Go through the records underneath and count the lines that include the string "this". Give nothing but the number.

— Start —

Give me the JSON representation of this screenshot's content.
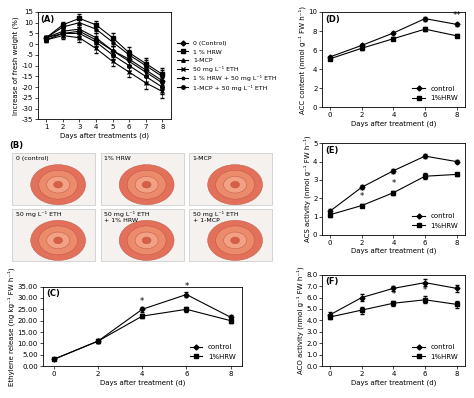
{
  "chart_data": [
    {
      "type": "line",
      "panel": "(A)",
      "x_label": "Days after treatments (d)",
      "y_label": "Increase of fresh weight (%)",
      "x": [
        1,
        2,
        3,
        4,
        5,
        6,
        7,
        8
      ],
      "xlim": [
        0.5,
        8.5
      ],
      "xticks": [
        1,
        2,
        3,
        4,
        5,
        6,
        7,
        8
      ],
      "ylim": [
        -35,
        15
      ],
      "yticks": [
        -35,
        -30,
        -25,
        -20,
        -15,
        -10,
        -5,
        0,
        5,
        10,
        15
      ],
      "legend": "right",
      "series": [
        {
          "name": "0 (Control)",
          "color": "#000000",
          "marker": "diamond",
          "values": [
            3,
            5,
            6,
            2,
            -3,
            -7,
            -12,
            -17
          ],
          "errors": [
            1,
            1.5,
            2,
            2,
            2,
            2.5,
            2.5,
            3
          ]
        },
        {
          "name": "1 % HRW",
          "color": "#000000",
          "marker": "square",
          "values": [
            3,
            9,
            12,
            9,
            3,
            -4,
            -9,
            -14
          ],
          "errors": [
            1,
            1.5,
            2,
            2,
            2,
            2.5,
            2.5,
            3
          ]
        },
        {
          "name": "1-MCP",
          "color": "#000000",
          "marker": "triangle",
          "values": [
            3,
            8,
            10,
            7,
            1,
            -5,
            -10,
            -15
          ],
          "errors": [
            1,
            1.5,
            2,
            2,
            2,
            2.5,
            2.5,
            3
          ]
        },
        {
          "name": "50 mg L⁻¹ ETH",
          "color": "#000000",
          "marker": "x",
          "values": [
            2,
            4,
            3,
            -2,
            -8,
            -13,
            -18,
            -22
          ],
          "errors": [
            1,
            1.5,
            2,
            2,
            2,
            2.5,
            3,
            3
          ]
        },
        {
          "name": "1 % HRW + 50 mg L⁻¹ ETH",
          "color": "#000000",
          "marker": "star",
          "values": [
            3,
            6,
            7,
            3,
            -3,
            -8,
            -13,
            -18
          ],
          "errors": [
            1,
            1.5,
            2,
            2,
            2,
            2.5,
            2.5,
            3
          ]
        },
        {
          "name": "1-MCP + 50 mg L⁻¹ ETH",
          "color": "#000000",
          "marker": "circle",
          "values": [
            2,
            5,
            5,
            1,
            -5,
            -10,
            -15,
            -20
          ],
          "errors": [
            1,
            1.5,
            2,
            2,
            2,
            2.5,
            3,
            3
          ]
        }
      ]
    },
    {
      "type": "image_grid",
      "panel": "(B)",
      "labels": [
        "0 (control)",
        "1% HRW",
        "1-MCP",
        "50 mg L⁻¹ ETH",
        "50 mg L⁻¹ ETH\n+ 1% HRW",
        "50 mg L⁻¹ ETH\n+ 1-MCP"
      ]
    },
    {
      "type": "line",
      "panel": "(C)",
      "x_label": "Days after treatment (d)",
      "y_label": "Ethylene release (ng kg⁻¹ FW h⁻¹)",
      "x": [
        0,
        2,
        4,
        6,
        8
      ],
      "xlim": [
        -0.5,
        8.5
      ],
      "xticks": [
        0,
        2,
        4,
        6,
        8
      ],
      "ylim": [
        0,
        35
      ],
      "yticks": [
        {
          "value": 0,
          "label": "0.00"
        },
        {
          "value": 5,
          "label": "5.00"
        },
        {
          "value": 10,
          "label": "10.00"
        },
        {
          "value": 15,
          "label": "15.00"
        },
        {
          "value": 20,
          "label": "20.00"
        },
        {
          "value": 25,
          "label": "25.00"
        },
        {
          "value": 30,
          "label": "30.00"
        },
        {
          "value": 35,
          "label": "35.00"
        }
      ],
      "legend": "lower right",
      "series": [
        {
          "name": "control",
          "color": "#000000",
          "marker": "diamond",
          "values": [
            3,
            11,
            25,
            31.5,
            21.5
          ],
          "errors": [
            0.3,
            0.8,
            1,
            1.2,
            1
          ]
        },
        {
          "name": "1%HRW",
          "color": "#000000",
          "marker": "square",
          "values": [
            3,
            11,
            22,
            25,
            20
          ],
          "errors": [
            0.3,
            0.8,
            1,
            1,
            1
          ]
        }
      ],
      "annotations": [
        {
          "x": 4,
          "y": 26.5,
          "text": "*"
        },
        {
          "x": 6,
          "y": 33,
          "text": "*"
        }
      ]
    },
    {
      "type": "line",
      "panel": "(D)",
      "x_label": "Days after treatment (d)",
      "y_label": "ACC content (nmol g⁻¹ FW h⁻¹)",
      "x": [
        0,
        2,
        4,
        6,
        8
      ],
      "xlim": [
        -0.5,
        8.5
      ],
      "xticks": [
        0,
        2,
        4,
        6,
        8
      ],
      "ylim": [
        0,
        10
      ],
      "yticks": [
        0,
        2,
        4,
        6,
        8,
        10
      ],
      "legend": "lower right",
      "series": [
        {
          "name": "control",
          "color": "#000000",
          "marker": "diamond",
          "values": [
            5.3,
            6.5,
            7.8,
            9.3,
            8.7
          ],
          "errors": [
            0.1,
            0.15,
            0.15,
            0.2,
            0.15
          ]
        },
        {
          "name": "1%HRW",
          "color": "#000000",
          "marker": "square",
          "values": [
            5.1,
            6.2,
            7.2,
            8.2,
            7.5
          ],
          "errors": [
            0.1,
            0.15,
            0.15,
            0.2,
            0.15
          ]
        }
      ],
      "annotations": [
        {
          "x": 8,
          "y": 9.2,
          "text": "**"
        }
      ]
    },
    {
      "type": "line",
      "panel": "(E)",
      "x_label": "Days after treatment (d)",
      "y_label": "ACS activity (nmol g⁻¹ FW h⁻¹)",
      "x": [
        0,
        2,
        4,
        6,
        8
      ],
      "xlim": [
        -0.5,
        8.5
      ],
      "xticks": [
        0,
        2,
        4,
        6,
        8
      ],
      "ylim": [
        0,
        5
      ],
      "yticks": [
        0,
        1,
        2,
        3,
        4,
        5
      ],
      "legend": "lower right",
      "series": [
        {
          "name": "control",
          "color": "#000000",
          "marker": "diamond",
          "values": [
            1.3,
            2.6,
            3.5,
            4.3,
            4.0
          ],
          "errors": [
            0.1,
            0.1,
            0.1,
            0.1,
            0.1
          ]
        },
        {
          "name": "1%HRW",
          "color": "#000000",
          "marker": "square",
          "values": [
            1.1,
            1.6,
            2.3,
            3.2,
            3.3
          ],
          "errors": [
            0.1,
            0.1,
            0.1,
            0.15,
            0.1
          ]
        }
      ],
      "annotations": [
        {
          "x": 2,
          "y": 1.85,
          "text": "*"
        },
        {
          "x": 4,
          "y": 2.55,
          "text": "*"
        }
      ]
    },
    {
      "type": "line",
      "panel": "(F)",
      "x_label": "Days after treatment (d)",
      "y_label": "ACO activity (nmol g⁻¹ FW h⁻¹)",
      "x": [
        0,
        2,
        4,
        6,
        8
      ],
      "xlim": [
        -0.5,
        8.5
      ],
      "xticks": [
        0,
        2,
        4,
        6,
        8
      ],
      "ylim": [
        0,
        8
      ],
      "yticks": [
        {
          "value": 0,
          "label": "0.0"
        },
        {
          "value": 1,
          "label": "1.0"
        },
        {
          "value": 2,
          "label": "2.0"
        },
        {
          "value": 3,
          "label": "3.0"
        },
        {
          "value": 4,
          "label": "4.0"
        },
        {
          "value": 5,
          "label": "5.0"
        },
        {
          "value": 6,
          "label": "6.0"
        },
        {
          "value": 7,
          "label": "7.0"
        },
        {
          "value": 8,
          "label": "8.0"
        }
      ],
      "legend": "lower right",
      "series": [
        {
          "name": "control",
          "color": "#000000",
          "marker": "diamond",
          "values": [
            4.5,
            6.0,
            6.8,
            7.3,
            6.8
          ],
          "errors": [
            0.2,
            0.3,
            0.2,
            0.3,
            0.3
          ]
        },
        {
          "name": "1%HRW",
          "color": "#000000",
          "marker": "square",
          "values": [
            4.3,
            4.9,
            5.5,
            5.8,
            5.4
          ],
          "errors": [
            0.2,
            0.3,
            0.2,
            0.3,
            0.3
          ]
        }
      ],
      "annotations": [
        {
          "x": 2,
          "y": 5.3,
          "text": "*"
        },
        {
          "x": 4,
          "y": 5.85,
          "text": "*"
        },
        {
          "x": 6,
          "y": 6.2,
          "text": "*"
        }
      ]
    }
  ]
}
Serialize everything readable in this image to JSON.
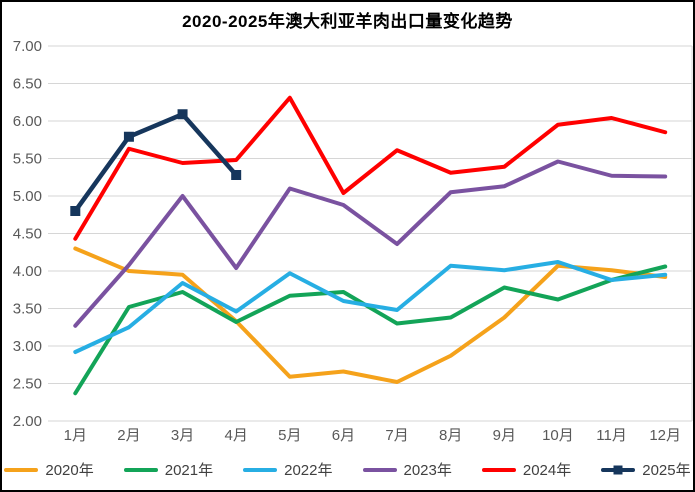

— End —

| Expected answer |
2